Transcribe the material below exactly as it appears.

>> START RECORDS FOR THE EXERCISE

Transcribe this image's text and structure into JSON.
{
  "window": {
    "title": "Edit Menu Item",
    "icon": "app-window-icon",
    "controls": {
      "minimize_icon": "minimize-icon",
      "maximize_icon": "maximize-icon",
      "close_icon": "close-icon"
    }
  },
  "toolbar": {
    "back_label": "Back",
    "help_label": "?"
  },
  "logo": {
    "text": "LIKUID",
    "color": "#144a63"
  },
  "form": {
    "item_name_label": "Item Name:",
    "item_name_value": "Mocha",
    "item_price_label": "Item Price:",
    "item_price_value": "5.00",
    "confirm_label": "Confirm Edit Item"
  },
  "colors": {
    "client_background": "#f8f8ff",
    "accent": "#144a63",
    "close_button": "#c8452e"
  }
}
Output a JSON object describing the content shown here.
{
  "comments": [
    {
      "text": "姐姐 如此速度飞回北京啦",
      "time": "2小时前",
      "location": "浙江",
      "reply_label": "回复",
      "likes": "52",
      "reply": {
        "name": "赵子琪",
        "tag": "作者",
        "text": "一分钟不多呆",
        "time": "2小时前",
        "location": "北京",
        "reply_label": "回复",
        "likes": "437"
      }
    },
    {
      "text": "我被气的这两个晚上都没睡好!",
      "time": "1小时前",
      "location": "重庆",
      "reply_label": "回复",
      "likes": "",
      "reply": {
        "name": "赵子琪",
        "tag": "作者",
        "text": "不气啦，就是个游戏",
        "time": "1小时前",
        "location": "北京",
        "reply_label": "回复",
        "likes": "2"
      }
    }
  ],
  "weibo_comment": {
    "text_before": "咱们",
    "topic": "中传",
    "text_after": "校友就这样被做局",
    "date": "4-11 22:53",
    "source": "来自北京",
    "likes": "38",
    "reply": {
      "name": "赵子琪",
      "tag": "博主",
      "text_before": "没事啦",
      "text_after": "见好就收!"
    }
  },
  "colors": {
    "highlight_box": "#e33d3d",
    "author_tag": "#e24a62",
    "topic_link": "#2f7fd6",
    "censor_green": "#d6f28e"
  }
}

>> END RECORDS FOR THE EXERCISE

CORRECT ANSWER:
Transcribe this image's text and structure into JSON.
{
  "window": {
    "title": "Edit Menu Item",
    "icon": "app-window-icon",
    "controls": {
      "minimize_icon": "minimize-icon",
      "maximize_icon": "maximize-icon",
      "close_icon": "close-icon"
    }
  },
  "toolbar": {
    "back_label": "Back",
    "help_label": "?"
  },
  "logo": {
    "text": "LIKUID",
    "color": "#144a63"
  },
  "form": {
    "item_name_label": "Item Name:",
    "item_name_value": "Mocha",
    "item_price_label": "Item Price:",
    "item_price_value": "5.00",
    "confirm_label": "Confirm Edit Item"
  },
  "colors": {
    "client_background": "#f8f8ff",
    "accent": "#144a63",
    "close_button": "#c8452e"
  }
}
Output a JSON object describing the content shown here.
{
  "comments": [
    {
      "text": "姐姐 如此速度飞回北京啦",
      "time": "2小时前",
      "location": "浙江",
      "reply_label": "回复",
      "likes": "52",
      "reply": {
        "name": "赵子琪",
        "tag": "作者",
        "text": "一分钟不多呆",
        "time": "2小时前",
        "location": "北京",
        "reply_label": "回复",
        "likes": "437"
      }
    },
    {
      "text": "我被气的这两个晚上都没睡好!",
      "time": "1小时前",
      "location": "重庆",
      "reply_label": "回复",
      "likes": "",
      "reply": {
        "name": "赵子琪",
        "tag": "作者",
        "text": "不气啦，就是个游戏",
        "time": "1小时前",
        "location": "北京",
        "reply_label": "回复",
        "likes": "2"
      }
    }
  ],
  "weibo_comment": {
    "text_before": "咱们",
    "topic": "中传",
    "text_after": "校友就这样被做局",
    "date": "4-11 22:53",
    "source": "来自北京",
    "likes": "38",
    "reply": {
      "name": "赵子琪",
      "tag": "博主",
      "text_before": "没事啦",
      "text_after": "见好就收!"
    }
  },
  "colors": {
    "highlight_box": "#e33d3d",
    "author_tag": "#e24a62",
    "topic_link": "#2f7fd6",
    "censor_green": "#d6f28e"
  }
}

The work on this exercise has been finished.